## Instruction
In the entries below, find every line with "ylabel" and copy it.
┌────────
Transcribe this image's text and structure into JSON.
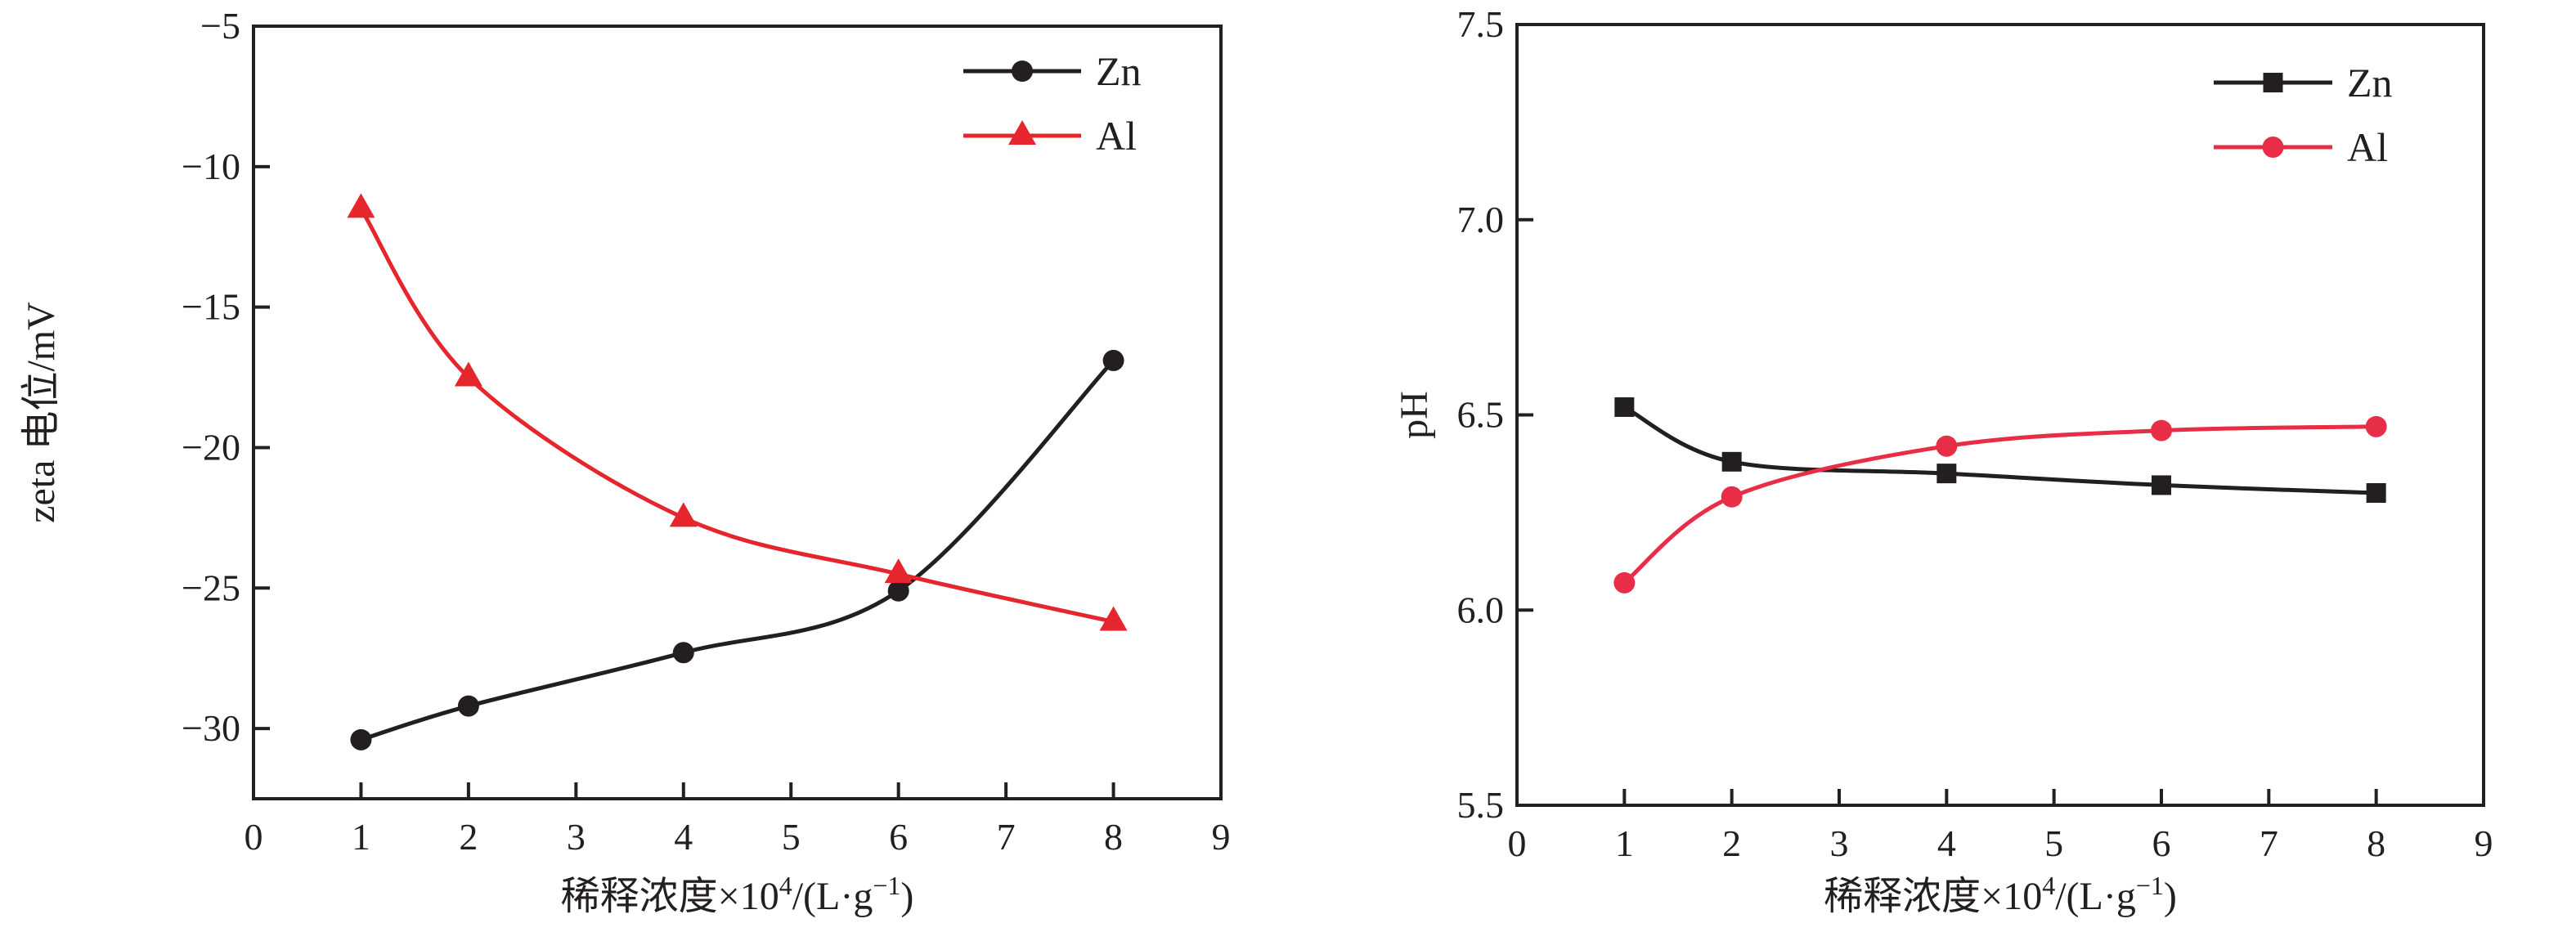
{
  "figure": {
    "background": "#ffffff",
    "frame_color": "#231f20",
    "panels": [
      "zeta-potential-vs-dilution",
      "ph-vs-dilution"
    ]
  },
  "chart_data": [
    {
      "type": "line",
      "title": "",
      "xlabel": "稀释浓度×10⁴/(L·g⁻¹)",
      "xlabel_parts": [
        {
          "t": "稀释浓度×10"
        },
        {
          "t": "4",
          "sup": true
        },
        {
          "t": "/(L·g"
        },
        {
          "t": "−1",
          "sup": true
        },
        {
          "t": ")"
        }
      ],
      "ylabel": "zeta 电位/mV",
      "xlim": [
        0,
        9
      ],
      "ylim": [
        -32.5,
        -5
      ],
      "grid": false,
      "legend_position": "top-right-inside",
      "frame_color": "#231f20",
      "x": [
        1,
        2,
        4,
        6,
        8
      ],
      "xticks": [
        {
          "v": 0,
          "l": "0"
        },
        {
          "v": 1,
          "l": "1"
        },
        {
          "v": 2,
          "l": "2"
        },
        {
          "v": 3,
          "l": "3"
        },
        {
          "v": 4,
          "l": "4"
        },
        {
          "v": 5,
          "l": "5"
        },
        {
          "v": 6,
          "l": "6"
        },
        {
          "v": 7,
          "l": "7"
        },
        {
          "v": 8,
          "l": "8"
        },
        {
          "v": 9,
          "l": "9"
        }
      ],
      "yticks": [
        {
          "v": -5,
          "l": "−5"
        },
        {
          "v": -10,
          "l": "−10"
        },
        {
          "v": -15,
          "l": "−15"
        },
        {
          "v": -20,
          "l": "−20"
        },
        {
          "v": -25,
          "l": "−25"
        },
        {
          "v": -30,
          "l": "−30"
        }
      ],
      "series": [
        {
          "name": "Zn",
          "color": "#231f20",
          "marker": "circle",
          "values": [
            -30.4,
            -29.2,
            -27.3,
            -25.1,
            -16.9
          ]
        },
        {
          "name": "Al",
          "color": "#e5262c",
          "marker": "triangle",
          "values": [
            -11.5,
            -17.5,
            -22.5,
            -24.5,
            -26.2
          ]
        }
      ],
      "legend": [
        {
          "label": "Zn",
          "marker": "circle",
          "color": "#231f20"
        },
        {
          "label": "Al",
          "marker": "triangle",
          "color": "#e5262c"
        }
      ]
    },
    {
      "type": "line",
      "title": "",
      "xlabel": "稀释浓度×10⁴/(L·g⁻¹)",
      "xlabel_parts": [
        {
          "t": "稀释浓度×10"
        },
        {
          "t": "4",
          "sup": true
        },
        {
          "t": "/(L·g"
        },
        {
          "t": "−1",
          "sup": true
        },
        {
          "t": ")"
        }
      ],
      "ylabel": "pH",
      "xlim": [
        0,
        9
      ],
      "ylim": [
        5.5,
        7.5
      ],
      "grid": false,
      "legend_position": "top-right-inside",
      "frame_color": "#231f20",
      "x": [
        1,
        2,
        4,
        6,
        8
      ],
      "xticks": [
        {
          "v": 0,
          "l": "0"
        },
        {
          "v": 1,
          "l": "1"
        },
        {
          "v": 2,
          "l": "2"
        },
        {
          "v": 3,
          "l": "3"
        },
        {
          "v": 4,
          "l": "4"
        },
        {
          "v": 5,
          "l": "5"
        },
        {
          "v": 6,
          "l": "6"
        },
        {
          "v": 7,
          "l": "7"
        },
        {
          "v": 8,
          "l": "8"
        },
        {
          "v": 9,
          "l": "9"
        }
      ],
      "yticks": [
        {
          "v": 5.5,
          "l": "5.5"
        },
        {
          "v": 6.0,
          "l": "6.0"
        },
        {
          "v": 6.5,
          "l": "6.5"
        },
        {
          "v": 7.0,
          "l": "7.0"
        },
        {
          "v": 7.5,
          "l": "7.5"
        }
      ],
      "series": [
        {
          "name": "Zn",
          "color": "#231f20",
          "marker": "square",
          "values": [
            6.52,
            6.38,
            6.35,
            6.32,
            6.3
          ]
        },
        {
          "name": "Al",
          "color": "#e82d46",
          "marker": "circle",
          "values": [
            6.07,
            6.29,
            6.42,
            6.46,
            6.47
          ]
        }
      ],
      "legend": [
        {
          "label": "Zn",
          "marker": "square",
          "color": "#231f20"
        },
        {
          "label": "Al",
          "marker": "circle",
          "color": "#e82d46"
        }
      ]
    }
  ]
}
└────────
┌────────
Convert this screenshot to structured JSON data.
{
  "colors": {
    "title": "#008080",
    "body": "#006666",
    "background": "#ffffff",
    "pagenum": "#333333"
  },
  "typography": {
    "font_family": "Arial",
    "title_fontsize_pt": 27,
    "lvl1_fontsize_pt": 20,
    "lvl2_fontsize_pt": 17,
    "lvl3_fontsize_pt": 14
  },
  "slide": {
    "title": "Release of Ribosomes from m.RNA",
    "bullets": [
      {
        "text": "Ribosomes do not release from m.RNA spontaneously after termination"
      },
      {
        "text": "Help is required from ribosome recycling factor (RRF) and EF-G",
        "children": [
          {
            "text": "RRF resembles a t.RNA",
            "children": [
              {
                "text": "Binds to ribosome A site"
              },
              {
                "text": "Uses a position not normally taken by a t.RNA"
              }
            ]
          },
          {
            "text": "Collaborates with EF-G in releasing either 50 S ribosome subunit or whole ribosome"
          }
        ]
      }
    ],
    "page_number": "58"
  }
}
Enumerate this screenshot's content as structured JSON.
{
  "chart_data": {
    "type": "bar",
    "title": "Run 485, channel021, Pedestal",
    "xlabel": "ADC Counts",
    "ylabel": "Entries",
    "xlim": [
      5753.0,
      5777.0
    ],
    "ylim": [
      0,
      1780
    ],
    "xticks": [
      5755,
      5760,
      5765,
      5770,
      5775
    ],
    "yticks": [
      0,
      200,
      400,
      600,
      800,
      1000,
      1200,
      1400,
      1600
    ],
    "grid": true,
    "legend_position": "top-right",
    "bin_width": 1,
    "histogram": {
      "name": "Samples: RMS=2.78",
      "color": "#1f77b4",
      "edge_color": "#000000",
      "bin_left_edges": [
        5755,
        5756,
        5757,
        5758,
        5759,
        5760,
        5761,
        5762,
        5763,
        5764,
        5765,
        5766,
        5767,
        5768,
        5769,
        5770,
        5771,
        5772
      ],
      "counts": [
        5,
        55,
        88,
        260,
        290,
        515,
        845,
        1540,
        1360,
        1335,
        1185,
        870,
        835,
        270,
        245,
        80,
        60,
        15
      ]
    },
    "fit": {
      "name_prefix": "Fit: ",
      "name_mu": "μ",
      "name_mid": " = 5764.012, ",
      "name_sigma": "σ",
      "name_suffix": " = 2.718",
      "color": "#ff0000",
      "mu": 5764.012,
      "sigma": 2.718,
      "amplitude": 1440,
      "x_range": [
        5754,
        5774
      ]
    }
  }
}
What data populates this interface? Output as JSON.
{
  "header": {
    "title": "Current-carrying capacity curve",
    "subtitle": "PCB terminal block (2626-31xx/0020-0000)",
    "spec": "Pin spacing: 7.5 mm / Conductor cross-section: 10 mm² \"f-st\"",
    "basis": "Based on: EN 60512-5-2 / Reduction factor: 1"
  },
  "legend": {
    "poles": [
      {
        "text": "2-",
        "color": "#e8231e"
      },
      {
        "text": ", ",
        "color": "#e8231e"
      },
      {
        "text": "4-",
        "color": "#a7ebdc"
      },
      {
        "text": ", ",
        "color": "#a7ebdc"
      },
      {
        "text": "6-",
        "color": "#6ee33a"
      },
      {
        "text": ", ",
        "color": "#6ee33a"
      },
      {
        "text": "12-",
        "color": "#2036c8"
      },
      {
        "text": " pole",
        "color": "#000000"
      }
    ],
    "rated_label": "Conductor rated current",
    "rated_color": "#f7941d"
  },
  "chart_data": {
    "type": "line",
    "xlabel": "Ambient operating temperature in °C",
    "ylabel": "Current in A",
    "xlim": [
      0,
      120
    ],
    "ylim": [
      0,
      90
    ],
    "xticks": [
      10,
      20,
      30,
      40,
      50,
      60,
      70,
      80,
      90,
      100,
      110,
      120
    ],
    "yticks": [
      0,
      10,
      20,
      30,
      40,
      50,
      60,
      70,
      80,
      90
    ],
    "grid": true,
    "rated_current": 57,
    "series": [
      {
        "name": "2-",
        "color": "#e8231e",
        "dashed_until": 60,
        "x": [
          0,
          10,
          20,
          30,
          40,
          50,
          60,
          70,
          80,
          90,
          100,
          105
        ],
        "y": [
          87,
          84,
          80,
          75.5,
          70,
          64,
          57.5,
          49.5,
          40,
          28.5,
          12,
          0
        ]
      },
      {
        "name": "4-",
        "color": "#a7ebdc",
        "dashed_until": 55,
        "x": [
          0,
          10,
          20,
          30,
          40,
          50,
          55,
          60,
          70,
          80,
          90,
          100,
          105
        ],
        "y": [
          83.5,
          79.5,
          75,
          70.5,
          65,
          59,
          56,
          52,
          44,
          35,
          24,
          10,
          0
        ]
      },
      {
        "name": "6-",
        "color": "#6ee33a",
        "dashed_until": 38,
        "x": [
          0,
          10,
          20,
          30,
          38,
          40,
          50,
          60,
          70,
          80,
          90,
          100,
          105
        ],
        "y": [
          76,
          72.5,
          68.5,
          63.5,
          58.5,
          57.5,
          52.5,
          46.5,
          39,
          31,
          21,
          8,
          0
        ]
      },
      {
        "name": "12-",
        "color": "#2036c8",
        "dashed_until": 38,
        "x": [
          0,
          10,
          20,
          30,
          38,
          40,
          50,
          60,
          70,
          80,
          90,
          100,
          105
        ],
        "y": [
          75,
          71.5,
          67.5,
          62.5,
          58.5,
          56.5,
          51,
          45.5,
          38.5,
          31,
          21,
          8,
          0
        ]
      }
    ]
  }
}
└────────
┌────────
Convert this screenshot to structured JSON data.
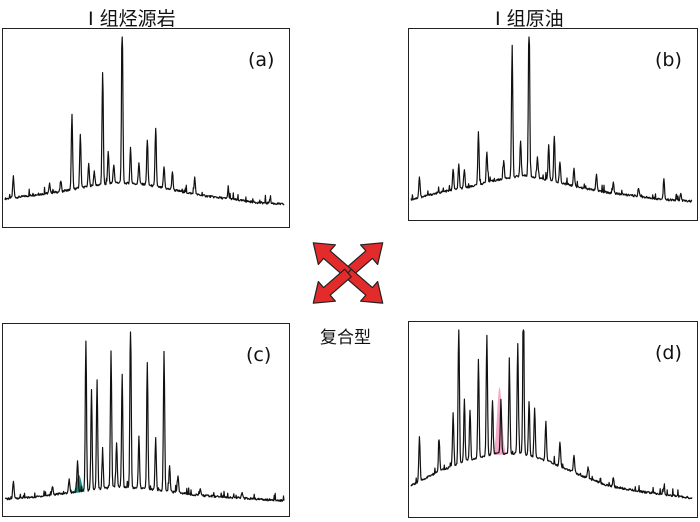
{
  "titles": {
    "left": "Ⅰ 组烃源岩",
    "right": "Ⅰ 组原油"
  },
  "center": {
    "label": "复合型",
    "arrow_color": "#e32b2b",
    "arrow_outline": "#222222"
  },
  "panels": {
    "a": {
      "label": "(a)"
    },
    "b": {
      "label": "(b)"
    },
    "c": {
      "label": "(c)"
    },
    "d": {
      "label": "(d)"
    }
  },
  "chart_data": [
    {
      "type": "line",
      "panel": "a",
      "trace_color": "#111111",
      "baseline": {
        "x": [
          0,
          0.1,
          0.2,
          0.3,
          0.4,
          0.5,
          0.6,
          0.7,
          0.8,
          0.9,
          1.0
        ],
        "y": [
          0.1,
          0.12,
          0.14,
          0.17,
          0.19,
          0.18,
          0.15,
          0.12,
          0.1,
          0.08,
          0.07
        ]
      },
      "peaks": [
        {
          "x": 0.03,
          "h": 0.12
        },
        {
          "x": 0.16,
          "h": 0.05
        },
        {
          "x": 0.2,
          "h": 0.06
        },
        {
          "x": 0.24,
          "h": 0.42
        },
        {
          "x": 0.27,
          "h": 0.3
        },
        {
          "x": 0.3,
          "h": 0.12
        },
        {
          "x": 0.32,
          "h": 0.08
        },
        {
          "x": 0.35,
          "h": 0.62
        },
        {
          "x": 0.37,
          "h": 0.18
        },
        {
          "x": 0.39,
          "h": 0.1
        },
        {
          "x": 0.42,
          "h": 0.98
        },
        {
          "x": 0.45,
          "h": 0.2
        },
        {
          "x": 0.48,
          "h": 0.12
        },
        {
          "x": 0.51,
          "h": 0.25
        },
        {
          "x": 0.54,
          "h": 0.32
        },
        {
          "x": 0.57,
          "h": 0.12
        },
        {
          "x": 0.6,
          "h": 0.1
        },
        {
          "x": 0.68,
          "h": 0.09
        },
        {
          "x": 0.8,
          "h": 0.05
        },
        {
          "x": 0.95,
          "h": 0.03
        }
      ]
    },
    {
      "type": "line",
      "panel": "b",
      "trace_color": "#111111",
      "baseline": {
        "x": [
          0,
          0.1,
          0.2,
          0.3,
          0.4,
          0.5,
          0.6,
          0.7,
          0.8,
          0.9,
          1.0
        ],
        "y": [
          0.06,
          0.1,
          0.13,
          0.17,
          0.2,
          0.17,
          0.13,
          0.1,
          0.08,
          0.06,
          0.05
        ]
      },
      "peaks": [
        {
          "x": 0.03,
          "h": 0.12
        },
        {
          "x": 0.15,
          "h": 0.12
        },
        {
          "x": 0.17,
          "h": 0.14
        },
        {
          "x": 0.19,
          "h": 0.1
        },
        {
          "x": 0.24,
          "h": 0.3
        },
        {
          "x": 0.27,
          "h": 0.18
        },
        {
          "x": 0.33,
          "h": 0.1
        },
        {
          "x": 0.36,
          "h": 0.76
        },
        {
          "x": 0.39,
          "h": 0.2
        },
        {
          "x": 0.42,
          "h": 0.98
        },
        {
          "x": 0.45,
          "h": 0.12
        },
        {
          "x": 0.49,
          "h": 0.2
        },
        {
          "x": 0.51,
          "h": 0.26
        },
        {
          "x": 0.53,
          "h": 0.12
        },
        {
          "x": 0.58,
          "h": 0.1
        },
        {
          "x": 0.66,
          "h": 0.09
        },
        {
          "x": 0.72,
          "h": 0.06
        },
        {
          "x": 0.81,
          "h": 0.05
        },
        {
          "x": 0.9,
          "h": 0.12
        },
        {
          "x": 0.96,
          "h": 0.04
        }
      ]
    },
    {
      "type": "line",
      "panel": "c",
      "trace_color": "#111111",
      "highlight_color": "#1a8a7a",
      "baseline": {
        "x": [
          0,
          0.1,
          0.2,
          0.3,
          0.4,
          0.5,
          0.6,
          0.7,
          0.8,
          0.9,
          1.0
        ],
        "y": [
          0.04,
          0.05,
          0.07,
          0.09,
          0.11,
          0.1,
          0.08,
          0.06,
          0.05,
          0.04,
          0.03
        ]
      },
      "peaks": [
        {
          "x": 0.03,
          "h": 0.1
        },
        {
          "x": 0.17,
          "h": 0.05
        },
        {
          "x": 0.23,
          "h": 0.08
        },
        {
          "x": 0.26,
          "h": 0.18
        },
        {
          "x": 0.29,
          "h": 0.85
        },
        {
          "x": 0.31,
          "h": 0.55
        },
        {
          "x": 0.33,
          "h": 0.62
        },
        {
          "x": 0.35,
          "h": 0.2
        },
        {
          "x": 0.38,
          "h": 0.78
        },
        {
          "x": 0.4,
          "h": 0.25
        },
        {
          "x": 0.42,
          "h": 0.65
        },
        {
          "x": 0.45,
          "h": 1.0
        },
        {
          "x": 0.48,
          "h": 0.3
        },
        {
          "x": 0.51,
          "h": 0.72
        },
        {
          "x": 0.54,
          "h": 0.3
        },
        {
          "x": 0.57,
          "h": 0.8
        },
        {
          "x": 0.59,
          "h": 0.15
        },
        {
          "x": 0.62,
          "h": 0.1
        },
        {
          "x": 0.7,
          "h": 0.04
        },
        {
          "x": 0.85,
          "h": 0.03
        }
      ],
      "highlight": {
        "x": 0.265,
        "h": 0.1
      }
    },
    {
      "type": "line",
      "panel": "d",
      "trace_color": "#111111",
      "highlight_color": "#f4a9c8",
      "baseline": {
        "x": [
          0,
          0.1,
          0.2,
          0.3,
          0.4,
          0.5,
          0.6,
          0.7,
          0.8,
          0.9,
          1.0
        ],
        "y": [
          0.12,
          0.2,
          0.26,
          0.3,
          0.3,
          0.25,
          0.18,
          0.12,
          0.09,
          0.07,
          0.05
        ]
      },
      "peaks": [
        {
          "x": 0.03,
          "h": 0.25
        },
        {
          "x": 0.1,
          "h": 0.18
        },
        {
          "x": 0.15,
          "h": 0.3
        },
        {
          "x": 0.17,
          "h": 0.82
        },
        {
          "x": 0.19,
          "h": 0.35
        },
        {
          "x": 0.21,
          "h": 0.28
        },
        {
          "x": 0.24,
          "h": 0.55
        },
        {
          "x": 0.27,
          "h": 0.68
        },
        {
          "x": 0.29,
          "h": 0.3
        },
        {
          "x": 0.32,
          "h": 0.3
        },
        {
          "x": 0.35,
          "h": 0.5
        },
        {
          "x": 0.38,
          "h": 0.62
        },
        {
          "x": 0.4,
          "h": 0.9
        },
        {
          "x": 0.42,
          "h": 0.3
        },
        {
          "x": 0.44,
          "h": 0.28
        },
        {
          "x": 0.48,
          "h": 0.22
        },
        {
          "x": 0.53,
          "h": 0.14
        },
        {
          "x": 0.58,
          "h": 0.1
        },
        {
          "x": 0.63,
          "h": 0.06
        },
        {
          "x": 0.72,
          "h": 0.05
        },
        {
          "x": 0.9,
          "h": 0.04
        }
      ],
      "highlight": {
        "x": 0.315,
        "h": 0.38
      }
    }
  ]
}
└────────
## Solution to this task
      "ylabel": "zeta 电位/mV",
      "ylabel": "pH",
    "ylabel": "Entries",
    "ylabel": "Current in A",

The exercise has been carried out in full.